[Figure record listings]
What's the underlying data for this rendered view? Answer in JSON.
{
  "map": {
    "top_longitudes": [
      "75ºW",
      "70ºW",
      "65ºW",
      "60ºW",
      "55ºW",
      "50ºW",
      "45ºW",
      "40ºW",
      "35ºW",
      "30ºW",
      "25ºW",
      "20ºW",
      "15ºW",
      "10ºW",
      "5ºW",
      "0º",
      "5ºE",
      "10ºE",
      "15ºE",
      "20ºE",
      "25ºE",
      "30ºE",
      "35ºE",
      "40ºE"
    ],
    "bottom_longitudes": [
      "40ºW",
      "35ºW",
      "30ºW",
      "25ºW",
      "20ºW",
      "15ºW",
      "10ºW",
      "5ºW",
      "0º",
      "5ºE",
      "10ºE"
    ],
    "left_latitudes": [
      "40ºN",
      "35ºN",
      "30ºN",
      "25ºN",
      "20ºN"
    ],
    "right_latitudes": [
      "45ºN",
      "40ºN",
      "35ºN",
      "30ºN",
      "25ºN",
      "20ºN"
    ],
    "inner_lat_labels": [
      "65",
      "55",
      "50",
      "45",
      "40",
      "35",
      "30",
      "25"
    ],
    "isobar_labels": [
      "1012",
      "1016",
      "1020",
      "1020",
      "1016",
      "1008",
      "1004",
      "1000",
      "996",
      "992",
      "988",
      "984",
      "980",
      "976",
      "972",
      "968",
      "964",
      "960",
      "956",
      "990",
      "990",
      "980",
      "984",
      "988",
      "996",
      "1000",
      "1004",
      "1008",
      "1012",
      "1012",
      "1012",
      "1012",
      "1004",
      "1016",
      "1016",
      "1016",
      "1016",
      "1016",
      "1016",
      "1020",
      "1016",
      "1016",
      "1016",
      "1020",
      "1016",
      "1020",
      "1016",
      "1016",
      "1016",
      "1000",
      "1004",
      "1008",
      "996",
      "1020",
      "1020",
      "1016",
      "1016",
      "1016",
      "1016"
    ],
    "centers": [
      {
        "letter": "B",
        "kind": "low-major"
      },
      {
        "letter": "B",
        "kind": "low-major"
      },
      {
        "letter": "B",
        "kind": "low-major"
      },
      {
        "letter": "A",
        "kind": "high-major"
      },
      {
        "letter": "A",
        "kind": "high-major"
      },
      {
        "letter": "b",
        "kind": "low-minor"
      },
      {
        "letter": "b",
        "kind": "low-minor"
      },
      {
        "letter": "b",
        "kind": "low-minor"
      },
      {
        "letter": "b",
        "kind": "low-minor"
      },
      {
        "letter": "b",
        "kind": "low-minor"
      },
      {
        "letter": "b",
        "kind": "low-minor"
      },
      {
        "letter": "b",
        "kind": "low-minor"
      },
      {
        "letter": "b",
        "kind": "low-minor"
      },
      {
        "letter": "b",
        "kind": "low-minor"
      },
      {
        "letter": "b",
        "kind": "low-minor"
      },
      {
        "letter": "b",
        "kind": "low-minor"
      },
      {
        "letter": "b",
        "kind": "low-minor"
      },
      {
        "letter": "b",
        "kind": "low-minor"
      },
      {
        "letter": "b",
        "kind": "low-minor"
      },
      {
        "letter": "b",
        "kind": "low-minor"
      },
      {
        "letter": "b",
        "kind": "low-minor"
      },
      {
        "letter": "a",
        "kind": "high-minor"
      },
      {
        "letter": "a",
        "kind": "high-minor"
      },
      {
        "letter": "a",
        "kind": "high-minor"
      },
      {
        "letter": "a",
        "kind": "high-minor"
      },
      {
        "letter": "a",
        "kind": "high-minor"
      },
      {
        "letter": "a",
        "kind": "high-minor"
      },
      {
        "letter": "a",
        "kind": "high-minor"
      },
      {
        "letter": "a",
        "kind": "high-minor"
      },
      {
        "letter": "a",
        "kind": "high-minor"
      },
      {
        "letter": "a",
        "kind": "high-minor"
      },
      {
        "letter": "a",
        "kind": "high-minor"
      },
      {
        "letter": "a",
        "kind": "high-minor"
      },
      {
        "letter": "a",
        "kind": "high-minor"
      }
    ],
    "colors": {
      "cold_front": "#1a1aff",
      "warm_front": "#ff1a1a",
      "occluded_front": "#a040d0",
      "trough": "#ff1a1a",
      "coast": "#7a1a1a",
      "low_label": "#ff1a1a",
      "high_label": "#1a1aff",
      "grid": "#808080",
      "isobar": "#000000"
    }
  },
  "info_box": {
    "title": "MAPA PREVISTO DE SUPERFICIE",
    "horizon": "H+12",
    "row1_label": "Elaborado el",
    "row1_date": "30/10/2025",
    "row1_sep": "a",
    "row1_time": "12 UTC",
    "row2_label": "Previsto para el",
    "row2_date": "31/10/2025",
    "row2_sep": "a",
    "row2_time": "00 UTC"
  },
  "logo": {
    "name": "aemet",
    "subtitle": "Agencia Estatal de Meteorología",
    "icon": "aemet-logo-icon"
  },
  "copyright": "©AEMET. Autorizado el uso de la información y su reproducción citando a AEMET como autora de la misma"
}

> Work to do: Every record shown above should be written out again exactly.

> Solution to this exercise:
What's the underlying data for this rendered view? Answer in JSON.
{
  "map": {
    "top_longitudes": [
      "75ºW",
      "70ºW",
      "65ºW",
      "60ºW",
      "55ºW",
      "50ºW",
      "45ºW",
      "40ºW",
      "35ºW",
      "30ºW",
      "25ºW",
      "20ºW",
      "15ºW",
      "10ºW",
      "5ºW",
      "0º",
      "5ºE",
      "10ºE",
      "15ºE",
      "20ºE",
      "25ºE",
      "30ºE",
      "35ºE",
      "40ºE"
    ],
    "bottom_longitudes": [
      "40ºW",
      "35ºW",
      "30ºW",
      "25ºW",
      "20ºW",
      "15ºW",
      "10ºW",
      "5ºW",
      "0º",
      "5ºE",
      "10ºE"
    ],
    "left_latitudes": [
      "40ºN",
      "35ºN",
      "30ºN",
      "25ºN",
      "20ºN"
    ],
    "right_latitudes": [
      "45ºN",
      "40ºN",
      "35ºN",
      "30ºN",
      "25ºN",
      "20ºN"
    ],
    "inner_lat_labels": [
      "65",
      "55",
      "50",
      "45",
      "40",
      "35",
      "30",
      "25"
    ],
    "isobar_labels": [
      "1012",
      "1016",
      "1020",
      "1020",
      "1016",
      "1008",
      "1004",
      "1000",
      "996",
      "992",
      "988",
      "984",
      "980",
      "976",
      "972",
      "968",
      "964",
      "960",
      "956",
      "990",
      "990",
      "980",
      "984",
      "988",
      "996",
      "1000",
      "1004",
      "1008",
      "1012",
      "1012",
      "1012",
      "1012",
      "1004",
      "1016",
      "1016",
      "1016",
      "1016",
      "1016",
      "1016",
      "1020",
      "1016",
      "1016",
      "1016",
      "1020",
      "1016",
      "1020",
      "1016",
      "1016",
      "1016",
      "1000",
      "1004",
      "1008",
      "996",
      "1020",
      "1020",
      "1016",
      "1016",
      "1016",
      "1016"
    ],
    "centers": [
      {
        "letter": "B",
        "kind": "low-major"
      },
      {
        "letter": "B",
        "kind": "low-major"
      },
      {
        "letter": "B",
        "kind": "low-major"
      },
      {
        "letter": "A",
        "kind": "high-major"
      },
      {
        "letter": "A",
        "kind": "high-major"
      },
      {
        "letter": "b",
        "kind": "low-minor"
      },
      {
        "letter": "b",
        "kind": "low-minor"
      },
      {
        "letter": "b",
        "kind": "low-minor"
      },
      {
        "letter": "b",
        "kind": "low-minor"
      },
      {
        "letter": "b",
        "kind": "low-minor"
      },
      {
        "letter": "b",
        "kind": "low-minor"
      },
      {
        "letter": "b",
        "kind": "low-minor"
      },
      {
        "letter": "b",
        "kind": "low-minor"
      },
      {
        "letter": "b",
        "kind": "low-minor"
      },
      {
        "letter": "b",
        "kind": "low-minor"
      },
      {
        "letter": "b",
        "kind": "low-minor"
      },
      {
        "letter": "b",
        "kind": "low-minor"
      },
      {
        "letter": "b",
        "kind": "low-minor"
      },
      {
        "letter": "b",
        "kind": "low-minor"
      },
      {
        "letter": "b",
        "kind": "low-minor"
      },
      {
        "letter": "b",
        "kind": "low-minor"
      },
      {
        "letter": "a",
        "kind": "high-minor"
      },
      {
        "letter": "a",
        "kind": "high-minor"
      },
      {
        "letter": "a",
        "kind": "high-minor"
      },
      {
        "letter": "a",
        "kind": "high-minor"
      },
      {
        "letter": "a",
        "kind": "high-minor"
      },
      {
        "letter": "a",
        "kind": "high-minor"
      },
      {
        "letter": "a",
        "kind": "high-minor"
      },
      {
        "letter": "a",
        "kind": "high-minor"
      },
      {
        "letter": "a",
        "kind": "high-minor"
      },
      {
        "letter": "a",
        "kind": "high-minor"
      },
      {
        "letter": "a",
        "kind": "high-minor"
      },
      {
        "letter": "a",
        "kind": "high-minor"
      },
      {
        "letter": "a",
        "kind": "high-minor"
      }
    ],
    "colors": {
      "cold_front": "#1a1aff",
      "warm_front": "#ff1a1a",
      "occluded_front": "#a040d0",
      "trough": "#ff1a1a",
      "coast": "#7a1a1a",
      "low_label": "#ff1a1a",
      "high_label": "#1a1aff",
      "grid": "#808080",
      "isobar": "#000000"
    }
  },
  "info_box": {
    "title": "MAPA PREVISTO DE SUPERFICIE",
    "horizon": "H+12",
    "row1_label": "Elaborado el",
    "row1_date": "30/10/2025",
    "row1_sep": "a",
    "row1_time": "12 UTC",
    "row2_label": "Previsto para el",
    "row2_date": "31/10/2025",
    "row2_sep": "a",
    "row2_time": "00 UTC"
  },
  "logo": {
    "name": "aemet",
    "subtitle": "Agencia Estatal de Meteorología",
    "icon": "aemet-logo-icon"
  },
  "copyright": "©AEMET. Autorizado el uso de la información y su reproducción citando a AEMET como autora de la misma"
}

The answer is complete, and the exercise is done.